#### WORK TO COMPLETE
Leave out the pictures and transcribe everything else exactly.

#### RECORDS TO PROCESS
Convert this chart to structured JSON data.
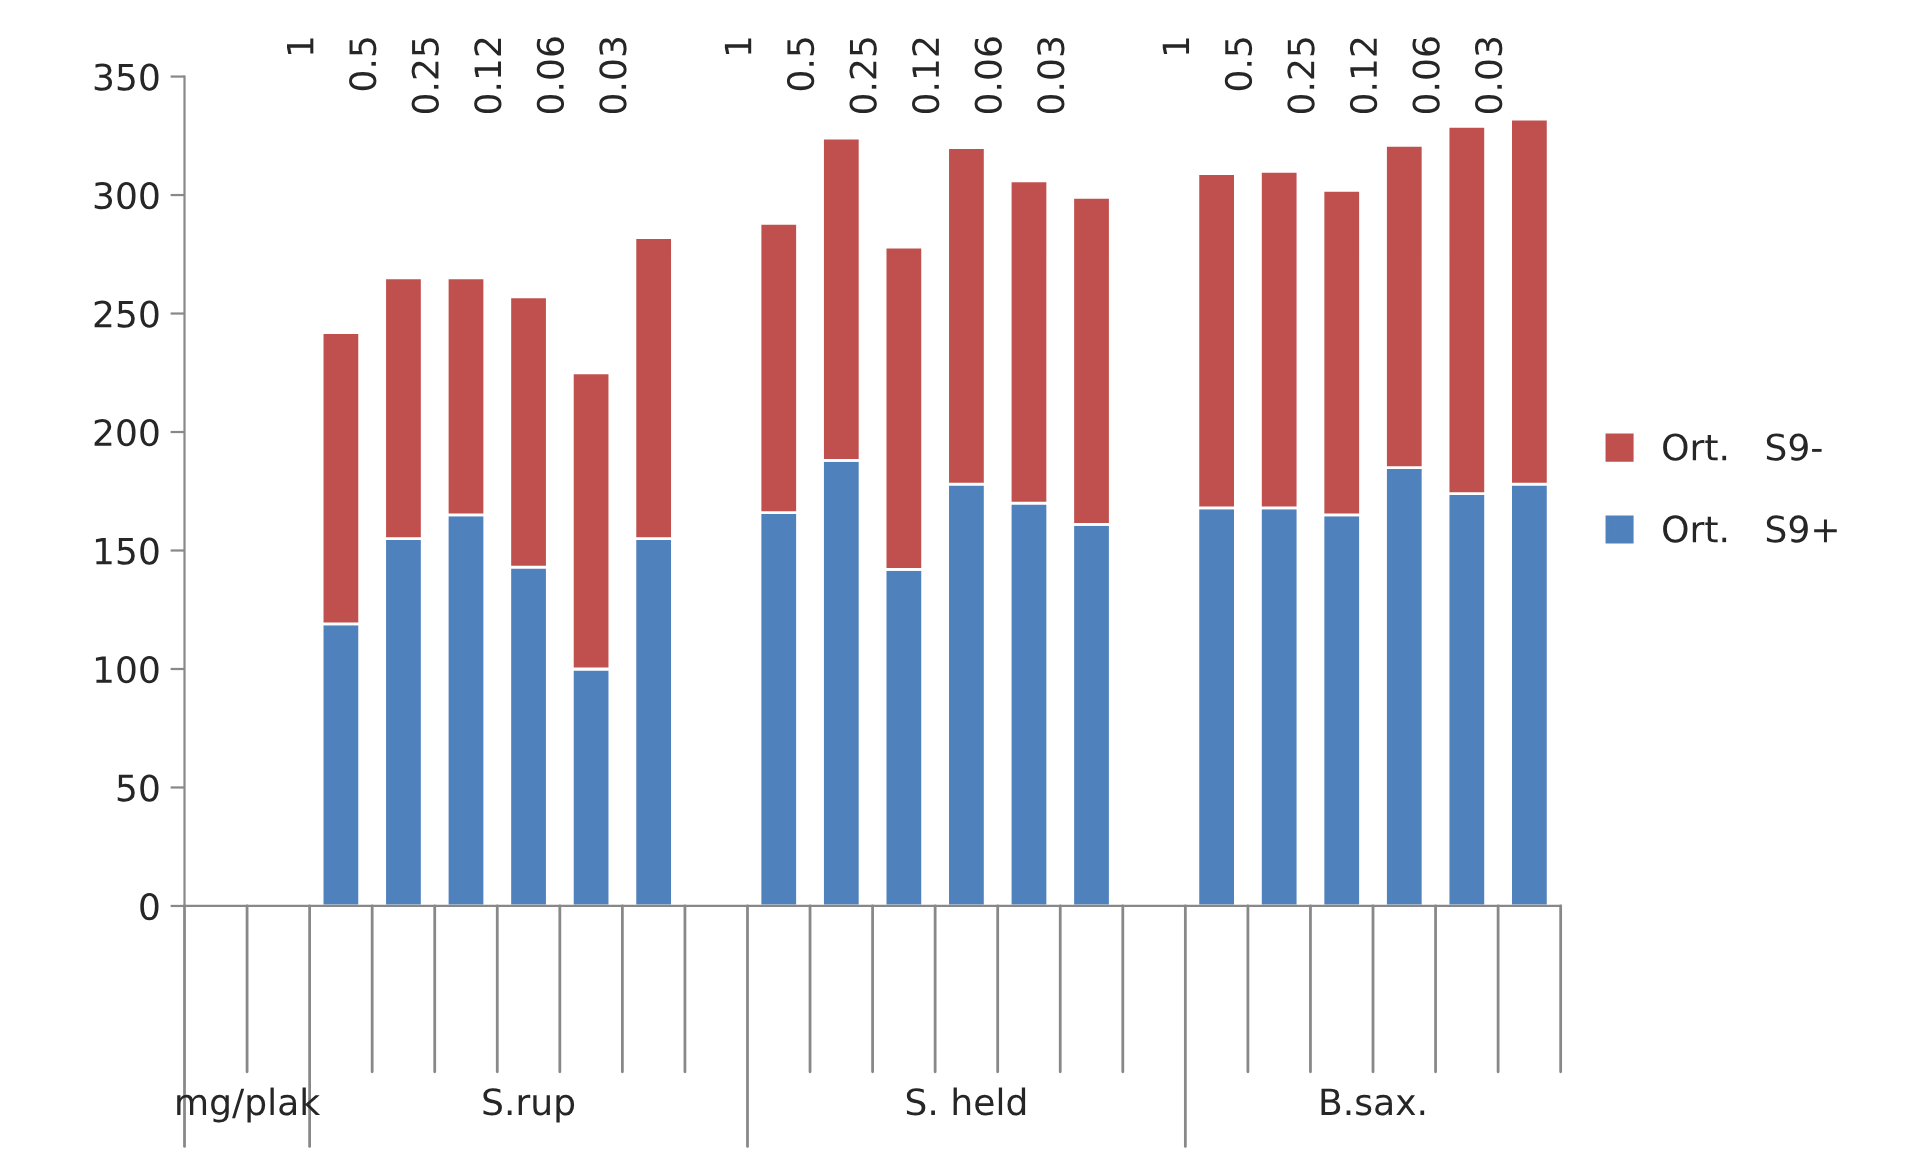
{
  "chart_data": {
    "type": "bar",
    "stacked": true,
    "categories": [
      null,
      null,
      null,
      null,
      null,
      null,
      null,
      null,
      null,
      null,
      null,
      null,
      null,
      null,
      null,
      null,
      null,
      null,
      null,
      null,
      null,
      null
    ],
    "series": [
      {
        "name": "Ort.   S9+",
        "color": "#4f81bd",
        "values": [
          null,
          null,
          119,
          155,
          165,
          143,
          100,
          155,
          null,
          166,
          188,
          142,
          178,
          170,
          161,
          null,
          168,
          168,
          165,
          185,
          174,
          178
        ]
      },
      {
        "name": "Ort.   S9-",
        "color": "#c0504d",
        "values": [
          null,
          null,
          123,
          110,
          100,
          114,
          125,
          127,
          null,
          122,
          136,
          136,
          142,
          136,
          138,
          null,
          141,
          142,
          137,
          136,
          155,
          154
        ]
      }
    ],
    "ylim": [
      0,
      350
    ],
    "yticks": [
      0,
      50,
      100,
      150,
      200,
      250,
      300,
      350
    ],
    "grid": false,
    "legend": "right",
    "annotations": [
      "mg/plak",
      "S.rup",
      "S. held",
      "B.sax.",
      "1",
      "0.5",
      "0.25",
      "0.12",
      "0.06",
      "0.03",
      "1",
      "0.5",
      "0.25",
      "0.12",
      "0.06",
      "0.03",
      "1",
      "0.5",
      "0.25",
      "0.12",
      "0.06",
      "0.03"
    ]
  }
}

#### TASK RESULT
Convert this chart to structured JSON data.
{
  "chart_data": {
    "type": "bar",
    "stacked": true,
    "categories": [
      null,
      null,
      null,
      null,
      null,
      null,
      null,
      null,
      null,
      null,
      null,
      null,
      null,
      null,
      null,
      null,
      null,
      null,
      null,
      null,
      null,
      null
    ],
    "series": [
      {
        "name": "Ort.   S9+",
        "color": "#4f81bd",
        "values": [
          null,
          null,
          119,
          155,
          165,
          143,
          100,
          155,
          null,
          166,
          188,
          142,
          178,
          170,
          161,
          null,
          168,
          168,
          165,
          185,
          174,
          178
        ]
      },
      {
        "name": "Ort.   S9-",
        "color": "#c0504d",
        "values": [
          null,
          null,
          123,
          110,
          100,
          114,
          125,
          127,
          null,
          122,
          136,
          136,
          142,
          136,
          138,
          null,
          141,
          142,
          137,
          136,
          155,
          154
        ]
      }
    ],
    "ylim": [
      0,
      350
    ],
    "yticks": [
      0,
      50,
      100,
      150,
      200,
      250,
      300,
      350
    ],
    "grid": false,
    "legend": "right",
    "annotations": [
      "mg/plak",
      "S.rup",
      "S. held",
      "B.sax.",
      "1",
      "0.5",
      "0.25",
      "0.12",
      "0.06",
      "0.03",
      "1",
      "0.5",
      "0.25",
      "0.12",
      "0.06",
      "0.03",
      "1",
      "0.5",
      "0.25",
      "0.12",
      "0.06",
      "0.03"
    ]
  }
}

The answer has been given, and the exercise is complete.